• **WHAT YOU NEED TO DO**
Search the records below for the string "Complex" and copy each line where it turns up.

• **SOURCE DATA**
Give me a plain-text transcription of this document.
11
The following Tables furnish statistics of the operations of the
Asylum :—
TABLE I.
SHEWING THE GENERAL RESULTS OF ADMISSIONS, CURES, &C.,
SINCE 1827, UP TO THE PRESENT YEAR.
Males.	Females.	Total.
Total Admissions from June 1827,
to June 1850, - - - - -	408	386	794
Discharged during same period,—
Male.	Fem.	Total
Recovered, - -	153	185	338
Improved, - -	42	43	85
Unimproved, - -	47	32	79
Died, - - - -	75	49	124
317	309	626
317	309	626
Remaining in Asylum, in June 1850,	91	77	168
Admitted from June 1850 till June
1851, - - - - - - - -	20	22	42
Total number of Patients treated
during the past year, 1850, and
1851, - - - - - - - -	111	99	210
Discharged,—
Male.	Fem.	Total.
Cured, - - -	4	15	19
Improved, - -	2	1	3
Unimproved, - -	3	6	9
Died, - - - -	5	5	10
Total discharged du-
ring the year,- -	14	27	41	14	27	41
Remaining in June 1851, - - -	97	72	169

--

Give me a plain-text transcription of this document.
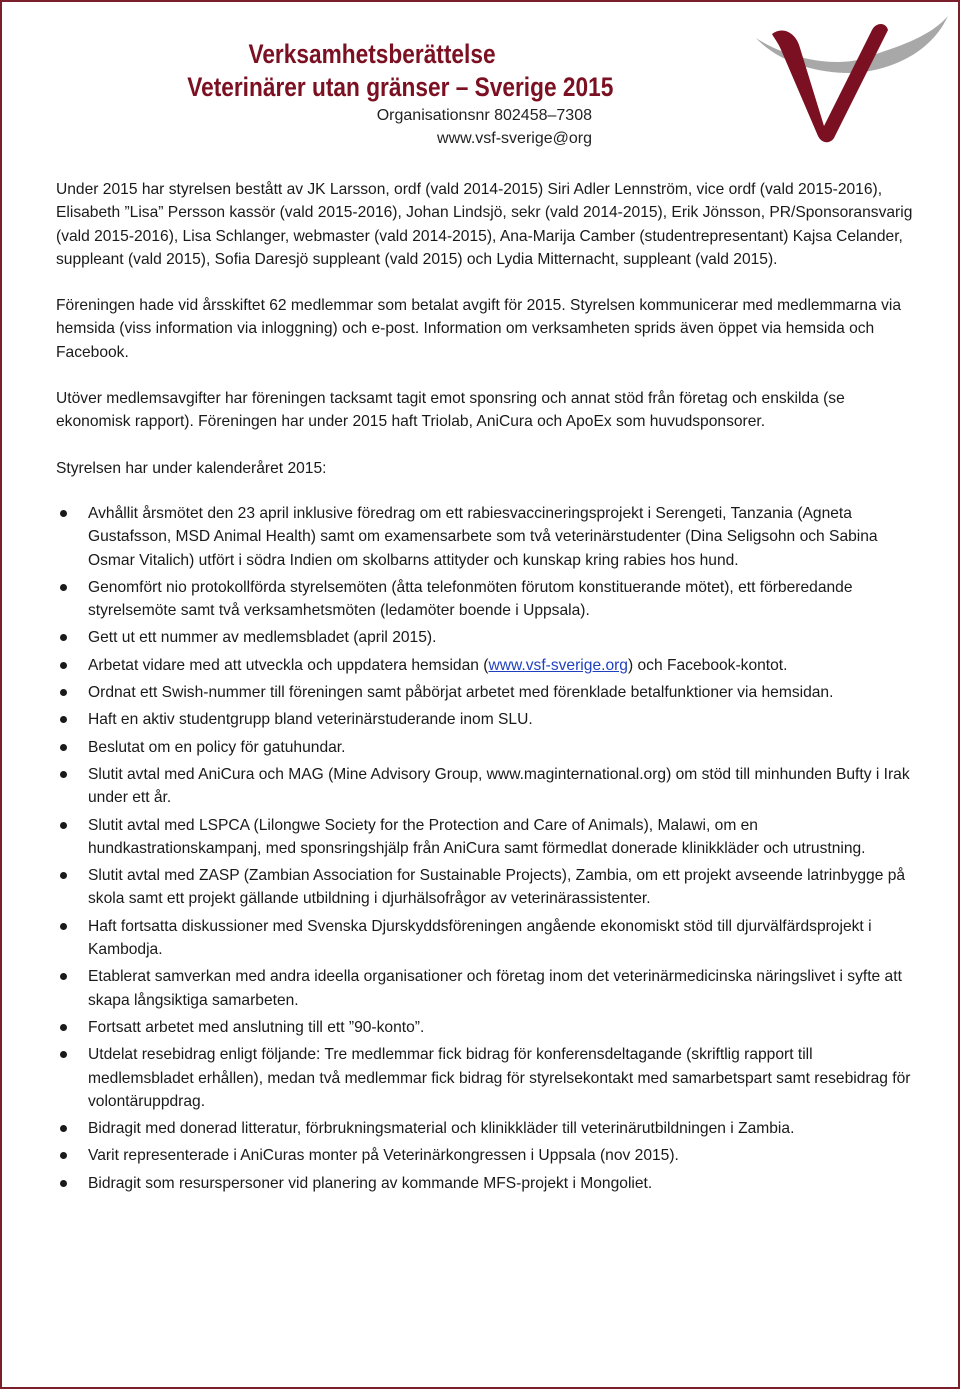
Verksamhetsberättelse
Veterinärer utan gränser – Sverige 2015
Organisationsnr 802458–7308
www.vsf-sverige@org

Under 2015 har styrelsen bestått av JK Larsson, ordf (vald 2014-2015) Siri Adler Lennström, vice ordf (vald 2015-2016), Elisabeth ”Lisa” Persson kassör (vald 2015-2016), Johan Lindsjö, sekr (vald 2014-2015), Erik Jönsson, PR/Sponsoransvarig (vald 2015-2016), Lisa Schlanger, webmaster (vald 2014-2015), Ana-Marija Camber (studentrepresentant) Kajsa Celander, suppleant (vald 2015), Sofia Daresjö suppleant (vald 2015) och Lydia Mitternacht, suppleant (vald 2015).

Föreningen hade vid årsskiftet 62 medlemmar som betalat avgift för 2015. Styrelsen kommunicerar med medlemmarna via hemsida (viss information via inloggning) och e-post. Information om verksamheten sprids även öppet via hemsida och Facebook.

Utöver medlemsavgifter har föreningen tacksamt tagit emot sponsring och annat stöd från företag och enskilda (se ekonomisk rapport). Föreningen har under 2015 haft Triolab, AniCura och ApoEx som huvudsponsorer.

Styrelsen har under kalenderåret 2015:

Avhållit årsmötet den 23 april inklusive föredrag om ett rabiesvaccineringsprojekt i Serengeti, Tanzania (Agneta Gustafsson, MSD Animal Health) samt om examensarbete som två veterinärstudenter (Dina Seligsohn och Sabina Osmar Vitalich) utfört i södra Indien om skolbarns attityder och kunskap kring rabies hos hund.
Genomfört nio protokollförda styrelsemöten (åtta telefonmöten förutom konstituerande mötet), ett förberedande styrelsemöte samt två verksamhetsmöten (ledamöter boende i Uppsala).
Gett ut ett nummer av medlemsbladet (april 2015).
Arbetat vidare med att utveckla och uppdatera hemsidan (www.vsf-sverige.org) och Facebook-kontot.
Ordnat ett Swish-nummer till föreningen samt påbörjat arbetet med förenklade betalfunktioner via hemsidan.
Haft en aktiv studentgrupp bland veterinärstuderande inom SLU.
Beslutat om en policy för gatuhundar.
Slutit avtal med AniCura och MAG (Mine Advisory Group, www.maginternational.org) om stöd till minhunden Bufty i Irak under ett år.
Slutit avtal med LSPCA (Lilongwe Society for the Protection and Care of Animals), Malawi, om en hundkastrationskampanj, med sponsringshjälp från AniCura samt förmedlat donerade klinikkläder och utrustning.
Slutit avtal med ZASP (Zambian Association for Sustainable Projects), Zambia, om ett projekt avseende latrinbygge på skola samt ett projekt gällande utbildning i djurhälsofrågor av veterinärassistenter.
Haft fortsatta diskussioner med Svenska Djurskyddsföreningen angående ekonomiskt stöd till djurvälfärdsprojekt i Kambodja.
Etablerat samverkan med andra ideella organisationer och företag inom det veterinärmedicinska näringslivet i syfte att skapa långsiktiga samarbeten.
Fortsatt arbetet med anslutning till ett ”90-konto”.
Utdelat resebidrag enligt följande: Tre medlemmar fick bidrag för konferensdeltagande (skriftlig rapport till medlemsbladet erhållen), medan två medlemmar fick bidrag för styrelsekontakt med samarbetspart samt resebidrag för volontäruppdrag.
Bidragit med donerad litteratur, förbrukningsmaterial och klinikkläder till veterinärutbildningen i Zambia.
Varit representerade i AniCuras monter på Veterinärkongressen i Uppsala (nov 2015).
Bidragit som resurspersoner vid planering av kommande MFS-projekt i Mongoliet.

--

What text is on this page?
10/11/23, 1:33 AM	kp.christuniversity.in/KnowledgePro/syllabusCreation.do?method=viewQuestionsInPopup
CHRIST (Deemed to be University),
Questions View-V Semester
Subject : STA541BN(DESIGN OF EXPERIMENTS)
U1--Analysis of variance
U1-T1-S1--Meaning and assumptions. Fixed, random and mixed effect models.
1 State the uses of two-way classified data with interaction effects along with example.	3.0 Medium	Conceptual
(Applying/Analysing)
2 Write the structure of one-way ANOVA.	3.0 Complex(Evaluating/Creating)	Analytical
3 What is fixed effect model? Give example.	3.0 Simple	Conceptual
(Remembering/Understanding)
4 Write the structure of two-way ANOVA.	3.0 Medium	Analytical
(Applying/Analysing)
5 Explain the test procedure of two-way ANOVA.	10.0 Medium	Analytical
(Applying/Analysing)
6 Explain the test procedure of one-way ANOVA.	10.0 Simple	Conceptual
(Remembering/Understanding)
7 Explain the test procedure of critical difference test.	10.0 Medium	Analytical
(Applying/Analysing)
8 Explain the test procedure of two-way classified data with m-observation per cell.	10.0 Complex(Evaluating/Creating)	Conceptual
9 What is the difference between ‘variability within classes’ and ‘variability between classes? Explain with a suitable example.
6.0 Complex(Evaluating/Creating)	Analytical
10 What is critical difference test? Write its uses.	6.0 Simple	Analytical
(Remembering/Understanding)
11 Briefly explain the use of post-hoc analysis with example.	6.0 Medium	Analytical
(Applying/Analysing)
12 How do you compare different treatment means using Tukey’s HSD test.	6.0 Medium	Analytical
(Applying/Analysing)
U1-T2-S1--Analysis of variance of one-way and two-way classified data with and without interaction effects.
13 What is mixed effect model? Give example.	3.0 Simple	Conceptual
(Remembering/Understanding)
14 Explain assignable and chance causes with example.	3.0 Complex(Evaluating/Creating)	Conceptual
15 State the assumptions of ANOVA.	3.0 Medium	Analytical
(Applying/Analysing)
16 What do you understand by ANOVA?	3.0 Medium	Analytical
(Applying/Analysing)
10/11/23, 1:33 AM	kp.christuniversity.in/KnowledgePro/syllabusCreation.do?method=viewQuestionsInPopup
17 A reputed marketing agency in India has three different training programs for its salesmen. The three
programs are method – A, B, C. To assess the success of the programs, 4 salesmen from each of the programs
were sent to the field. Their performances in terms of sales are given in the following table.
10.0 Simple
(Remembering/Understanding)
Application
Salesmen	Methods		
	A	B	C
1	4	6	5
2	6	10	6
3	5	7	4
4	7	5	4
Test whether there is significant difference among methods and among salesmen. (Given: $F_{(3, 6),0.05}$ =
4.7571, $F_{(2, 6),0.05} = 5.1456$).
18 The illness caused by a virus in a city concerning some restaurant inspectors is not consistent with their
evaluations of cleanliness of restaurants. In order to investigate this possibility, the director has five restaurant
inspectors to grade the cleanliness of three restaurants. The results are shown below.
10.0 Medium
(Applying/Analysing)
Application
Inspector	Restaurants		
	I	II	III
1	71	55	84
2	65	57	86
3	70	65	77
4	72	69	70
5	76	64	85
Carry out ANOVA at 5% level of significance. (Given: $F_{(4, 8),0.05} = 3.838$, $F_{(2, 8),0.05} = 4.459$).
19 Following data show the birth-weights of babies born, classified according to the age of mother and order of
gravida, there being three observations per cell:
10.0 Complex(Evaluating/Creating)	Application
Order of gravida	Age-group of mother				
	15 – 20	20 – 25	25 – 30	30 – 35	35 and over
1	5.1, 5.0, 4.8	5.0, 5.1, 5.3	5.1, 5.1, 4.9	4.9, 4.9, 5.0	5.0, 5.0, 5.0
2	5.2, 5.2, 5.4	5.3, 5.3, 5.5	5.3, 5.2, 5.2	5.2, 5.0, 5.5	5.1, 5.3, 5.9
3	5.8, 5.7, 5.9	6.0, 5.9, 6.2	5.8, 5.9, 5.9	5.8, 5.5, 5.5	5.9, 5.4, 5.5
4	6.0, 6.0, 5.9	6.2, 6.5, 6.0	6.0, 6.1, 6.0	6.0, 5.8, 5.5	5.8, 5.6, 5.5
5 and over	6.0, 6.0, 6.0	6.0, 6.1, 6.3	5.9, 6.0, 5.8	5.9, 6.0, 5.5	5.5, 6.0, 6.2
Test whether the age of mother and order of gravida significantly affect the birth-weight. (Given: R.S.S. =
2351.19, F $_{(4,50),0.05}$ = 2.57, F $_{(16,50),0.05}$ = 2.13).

• **FINISHED EXERCISE**
2 Write the structure of one-way ANOVA.	3.0 Complex(Evaluating/Creating)	Analytical
8 Explain the test procedure of two-way classified data with m-observation per cell.	10.0 Complex(Evaluating/Creating)	Conceptual
6.0 Complex(Evaluating/Creating)	Analytical
14 Explain assignable and chance causes with example.	3.0 Complex(Evaluating/Creating)	Conceptual
10.0 Complex(Evaluating/Creating)	Application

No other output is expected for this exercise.